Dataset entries
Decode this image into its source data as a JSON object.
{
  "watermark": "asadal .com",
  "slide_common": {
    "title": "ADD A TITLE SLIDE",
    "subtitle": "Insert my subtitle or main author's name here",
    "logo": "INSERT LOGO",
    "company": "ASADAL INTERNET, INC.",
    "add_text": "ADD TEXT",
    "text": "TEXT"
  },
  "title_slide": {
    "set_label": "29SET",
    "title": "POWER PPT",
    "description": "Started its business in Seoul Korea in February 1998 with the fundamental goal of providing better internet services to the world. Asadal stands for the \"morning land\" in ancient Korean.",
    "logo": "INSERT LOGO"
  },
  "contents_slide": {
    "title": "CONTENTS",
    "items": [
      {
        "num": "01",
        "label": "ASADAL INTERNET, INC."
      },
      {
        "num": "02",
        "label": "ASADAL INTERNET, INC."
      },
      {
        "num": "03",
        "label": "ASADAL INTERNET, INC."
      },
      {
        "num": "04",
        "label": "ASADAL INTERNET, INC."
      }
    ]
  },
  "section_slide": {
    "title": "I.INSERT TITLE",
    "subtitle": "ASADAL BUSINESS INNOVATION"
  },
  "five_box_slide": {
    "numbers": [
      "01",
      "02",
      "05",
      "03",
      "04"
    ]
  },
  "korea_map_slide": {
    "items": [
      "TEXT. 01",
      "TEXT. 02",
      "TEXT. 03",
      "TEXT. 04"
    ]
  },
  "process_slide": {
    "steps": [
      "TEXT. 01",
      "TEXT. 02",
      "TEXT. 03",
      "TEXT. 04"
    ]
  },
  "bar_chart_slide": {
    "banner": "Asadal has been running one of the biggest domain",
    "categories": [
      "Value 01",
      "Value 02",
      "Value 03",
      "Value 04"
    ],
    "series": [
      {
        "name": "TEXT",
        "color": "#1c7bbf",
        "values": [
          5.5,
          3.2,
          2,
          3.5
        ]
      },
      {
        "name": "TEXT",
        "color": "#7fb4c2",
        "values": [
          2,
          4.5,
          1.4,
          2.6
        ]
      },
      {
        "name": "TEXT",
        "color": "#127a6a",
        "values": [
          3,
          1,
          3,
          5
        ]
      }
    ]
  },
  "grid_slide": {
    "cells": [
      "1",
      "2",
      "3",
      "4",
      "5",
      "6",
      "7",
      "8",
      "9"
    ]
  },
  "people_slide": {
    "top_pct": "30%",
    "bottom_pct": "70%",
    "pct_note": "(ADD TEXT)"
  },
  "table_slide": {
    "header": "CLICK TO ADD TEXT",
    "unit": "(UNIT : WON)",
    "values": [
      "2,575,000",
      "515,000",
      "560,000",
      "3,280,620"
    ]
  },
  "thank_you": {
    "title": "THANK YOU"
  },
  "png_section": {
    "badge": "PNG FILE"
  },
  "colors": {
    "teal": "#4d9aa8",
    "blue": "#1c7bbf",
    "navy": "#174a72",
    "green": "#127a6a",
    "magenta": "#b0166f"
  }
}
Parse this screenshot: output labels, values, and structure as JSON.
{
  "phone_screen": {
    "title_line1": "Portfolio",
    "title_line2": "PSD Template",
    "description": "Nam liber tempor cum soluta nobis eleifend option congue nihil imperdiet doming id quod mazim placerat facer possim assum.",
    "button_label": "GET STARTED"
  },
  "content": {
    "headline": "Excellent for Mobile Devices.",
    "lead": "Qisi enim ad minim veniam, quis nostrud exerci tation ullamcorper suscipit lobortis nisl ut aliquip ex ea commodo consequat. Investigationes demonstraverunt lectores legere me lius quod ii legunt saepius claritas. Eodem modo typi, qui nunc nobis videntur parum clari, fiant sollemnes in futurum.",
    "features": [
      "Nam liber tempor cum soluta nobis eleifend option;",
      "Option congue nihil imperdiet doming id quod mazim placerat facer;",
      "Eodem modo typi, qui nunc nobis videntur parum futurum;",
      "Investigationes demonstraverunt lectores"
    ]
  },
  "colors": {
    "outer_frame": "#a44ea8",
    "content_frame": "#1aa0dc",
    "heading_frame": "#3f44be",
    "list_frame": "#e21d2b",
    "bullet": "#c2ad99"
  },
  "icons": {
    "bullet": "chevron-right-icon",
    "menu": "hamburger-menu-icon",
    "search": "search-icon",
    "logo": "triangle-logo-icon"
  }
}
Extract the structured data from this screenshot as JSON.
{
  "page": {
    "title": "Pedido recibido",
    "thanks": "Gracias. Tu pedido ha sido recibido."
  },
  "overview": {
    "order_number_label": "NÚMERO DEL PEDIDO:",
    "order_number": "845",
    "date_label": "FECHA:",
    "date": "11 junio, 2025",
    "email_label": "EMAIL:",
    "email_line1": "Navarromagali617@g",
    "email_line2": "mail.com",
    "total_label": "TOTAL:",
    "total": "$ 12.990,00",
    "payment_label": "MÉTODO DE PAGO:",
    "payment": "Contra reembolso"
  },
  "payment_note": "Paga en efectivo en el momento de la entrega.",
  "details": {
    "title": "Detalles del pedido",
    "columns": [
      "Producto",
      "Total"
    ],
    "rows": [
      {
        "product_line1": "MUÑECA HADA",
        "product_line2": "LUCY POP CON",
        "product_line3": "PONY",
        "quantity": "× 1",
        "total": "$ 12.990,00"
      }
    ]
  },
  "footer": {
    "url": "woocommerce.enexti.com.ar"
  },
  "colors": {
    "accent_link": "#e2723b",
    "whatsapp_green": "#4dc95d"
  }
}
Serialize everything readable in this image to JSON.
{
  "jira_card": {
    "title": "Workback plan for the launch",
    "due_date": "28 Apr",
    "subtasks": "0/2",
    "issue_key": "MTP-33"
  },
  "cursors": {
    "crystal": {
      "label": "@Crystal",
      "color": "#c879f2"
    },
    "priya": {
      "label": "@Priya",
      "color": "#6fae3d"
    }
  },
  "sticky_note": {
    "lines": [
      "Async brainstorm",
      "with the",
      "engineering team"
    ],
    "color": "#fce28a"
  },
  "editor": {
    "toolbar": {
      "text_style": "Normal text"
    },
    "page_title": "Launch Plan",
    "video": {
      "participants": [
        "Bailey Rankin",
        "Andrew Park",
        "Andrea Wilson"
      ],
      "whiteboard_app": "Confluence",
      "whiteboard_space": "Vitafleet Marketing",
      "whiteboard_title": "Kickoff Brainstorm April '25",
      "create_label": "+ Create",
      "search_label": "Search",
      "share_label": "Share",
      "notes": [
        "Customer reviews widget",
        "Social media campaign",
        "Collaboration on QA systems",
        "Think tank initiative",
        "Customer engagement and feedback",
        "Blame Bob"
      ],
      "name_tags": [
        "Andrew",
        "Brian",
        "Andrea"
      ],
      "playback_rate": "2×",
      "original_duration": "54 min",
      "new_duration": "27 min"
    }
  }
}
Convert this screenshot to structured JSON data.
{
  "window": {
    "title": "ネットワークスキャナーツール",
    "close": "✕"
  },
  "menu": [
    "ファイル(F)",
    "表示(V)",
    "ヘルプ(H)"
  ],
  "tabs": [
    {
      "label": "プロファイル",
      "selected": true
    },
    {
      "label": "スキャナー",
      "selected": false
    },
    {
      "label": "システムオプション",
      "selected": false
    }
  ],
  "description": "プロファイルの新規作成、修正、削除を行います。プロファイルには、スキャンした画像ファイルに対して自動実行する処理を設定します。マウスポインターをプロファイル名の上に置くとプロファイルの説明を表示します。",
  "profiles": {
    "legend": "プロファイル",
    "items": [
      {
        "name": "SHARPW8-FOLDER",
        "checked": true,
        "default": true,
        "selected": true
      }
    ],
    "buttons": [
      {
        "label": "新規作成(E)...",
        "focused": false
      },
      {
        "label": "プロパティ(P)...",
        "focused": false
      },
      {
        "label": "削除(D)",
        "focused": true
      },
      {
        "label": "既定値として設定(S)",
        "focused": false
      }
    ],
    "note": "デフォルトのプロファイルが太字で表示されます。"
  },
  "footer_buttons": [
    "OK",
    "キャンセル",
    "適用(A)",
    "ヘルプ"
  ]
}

> **Set exercise**: Look through the data above. Each line containing the word "true" needs to be copied.

> **Reply to the task**:
      "selected": true
        "checked": true,
        "default": true,
        "selected": true
        "focused": true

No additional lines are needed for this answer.